| Your objective |
Your job is to restate each entry word for word.

[Raw records]
╔══
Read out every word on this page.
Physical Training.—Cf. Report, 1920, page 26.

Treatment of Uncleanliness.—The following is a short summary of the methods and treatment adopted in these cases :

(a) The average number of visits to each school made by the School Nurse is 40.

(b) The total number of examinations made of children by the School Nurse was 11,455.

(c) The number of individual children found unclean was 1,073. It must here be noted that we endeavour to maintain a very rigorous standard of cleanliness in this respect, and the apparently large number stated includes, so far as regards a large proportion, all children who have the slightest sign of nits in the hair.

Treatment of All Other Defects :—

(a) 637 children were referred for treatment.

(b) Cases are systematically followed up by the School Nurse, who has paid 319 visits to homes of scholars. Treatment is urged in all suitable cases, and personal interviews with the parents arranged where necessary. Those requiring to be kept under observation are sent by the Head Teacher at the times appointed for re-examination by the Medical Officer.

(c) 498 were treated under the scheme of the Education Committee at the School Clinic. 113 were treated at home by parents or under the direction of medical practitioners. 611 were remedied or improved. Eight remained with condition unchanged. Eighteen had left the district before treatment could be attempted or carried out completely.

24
╚══
| Response to this task |
Read out every word on this page.
Physical Training.—Cf. Report, 1920, page 26.

Treatment of Uncleanliness.—The following is a short summary of the methods and treatment adopted in these cases :

(a) The average number of visits to each school made by the School Nurse is 40.

(b) The total number of examinations made of children by the School Nurse was 11,455.

(c) The number of individual children found unclean was 1,073. It must here be noted that we endeavour to maintain a very rigorous standard of cleanliness in this respect, and the apparently large number stated includes, so far as regards a large proportion, all children who have the slightest sign of nits in the hair.

Treatment of All Other Defects :—

(a) 637 children were referred for treatment.

(b) Cases are systematically followed up by the School Nurse, who has paid 319 visits to homes of scholars. Treatment is urged in all suitable cases, and personal interviews with the parents arranged where necessary. Those requiring to be kept under observation are sent by the Head Teacher at the times appointed for re-examination by the Medical Officer.

(c) 498 were treated under the scheme of the Education Committee at the School Clinic. 113 were treated at home by parents or under the direction of medical practitioners. 611 were remedied or improved. Eight remained with condition unchanged. Eighteen had left the district before treatment could be attempted or carried out completely.

24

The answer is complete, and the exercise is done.